REQUEST →
Transcribe all of the records word for word, but omit the pictures.
Start of DATA TO USE
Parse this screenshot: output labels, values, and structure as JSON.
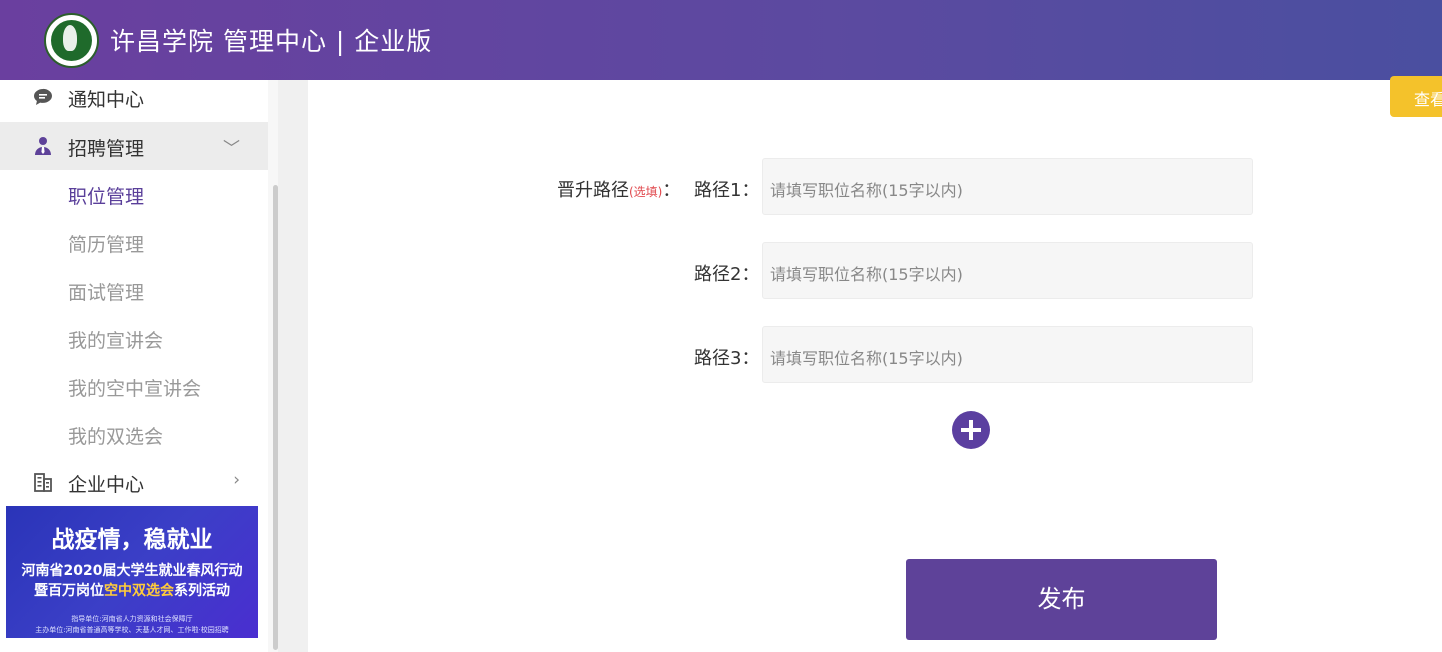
{
  "header": {
    "title": "许昌学院 管理中心 | 企业版"
  },
  "sidebar": {
    "items": [
      {
        "label": "通知中心"
      },
      {
        "label": "招聘管理"
      },
      {
        "label": "企业中心"
      }
    ],
    "subitems": [
      "职位管理",
      "简历管理",
      "面试管理",
      "我的宣讲会",
      "我的空中宣讲会",
      "我的双选会"
    ]
  },
  "banner": {
    "line1": "战疫情，稳就业",
    "line2": "河南省2020届大学生就业春风行动",
    "line3_pre": "暨百万岗位",
    "line3_hl": "空中双选会",
    "line3_post": "系列活动",
    "line4": "指导单位:河南省人力资源和社会保障厅",
    "line5": "主办单位:河南省普通高等学校、天基人才网、工作啦·校园招聘"
  },
  "main": {
    "view_button": "查看",
    "promotion_label": "晋升路径",
    "promotion_optional": "(选填)",
    "label_colon": "：",
    "paths": [
      {
        "label": "路径1：",
        "placeholder": "请填写职位名称(15字以内)"
      },
      {
        "label": "路径2：",
        "placeholder": "请填写职位名称(15字以内)"
      },
      {
        "label": "路径3：",
        "placeholder": "请填写职位名称(15字以内)"
      }
    ],
    "publish_label": "发布"
  },
  "colors": {
    "header": "#6a3f9f",
    "accent": "#5e4299",
    "warning": "#f4c22b"
  }
}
End of DATA TO USE
EXERCISE SOLUTION →
Parse this screenshot: output labels, values, and structure as JSON.
{
  "header": {
    "title": "许昌学院 管理中心 | 企业版"
  },
  "sidebar": {
    "items": [
      {
        "label": "通知中心"
      },
      {
        "label": "招聘管理"
      },
      {
        "label": "企业中心"
      }
    ],
    "subitems": [
      "职位管理",
      "简历管理",
      "面试管理",
      "我的宣讲会",
      "我的空中宣讲会",
      "我的双选会"
    ]
  },
  "banner": {
    "line1": "战疫情，稳就业",
    "line2": "河南省2020届大学生就业春风行动",
    "line3_pre": "暨百万岗位",
    "line3_hl": "空中双选会",
    "line3_post": "系列活动",
    "line4": "指导单位:河南省人力资源和社会保障厅",
    "line5": "主办单位:河南省普通高等学校、天基人才网、工作啦·校园招聘"
  },
  "main": {
    "view_button": "查看",
    "promotion_label": "晋升路径",
    "promotion_optional": "(选填)",
    "label_colon": "：",
    "paths": [
      {
        "label": "路径1：",
        "placeholder": "请填写职位名称(15字以内)"
      },
      {
        "label": "路径2：",
        "placeholder": "请填写职位名称(15字以内)"
      },
      {
        "label": "路径3：",
        "placeholder": "请填写职位名称(15字以内)"
      }
    ],
    "publish_label": "发布"
  },
  "colors": {
    "header": "#6a3f9f",
    "accent": "#5e4299",
    "warning": "#f4c22b"
  }
}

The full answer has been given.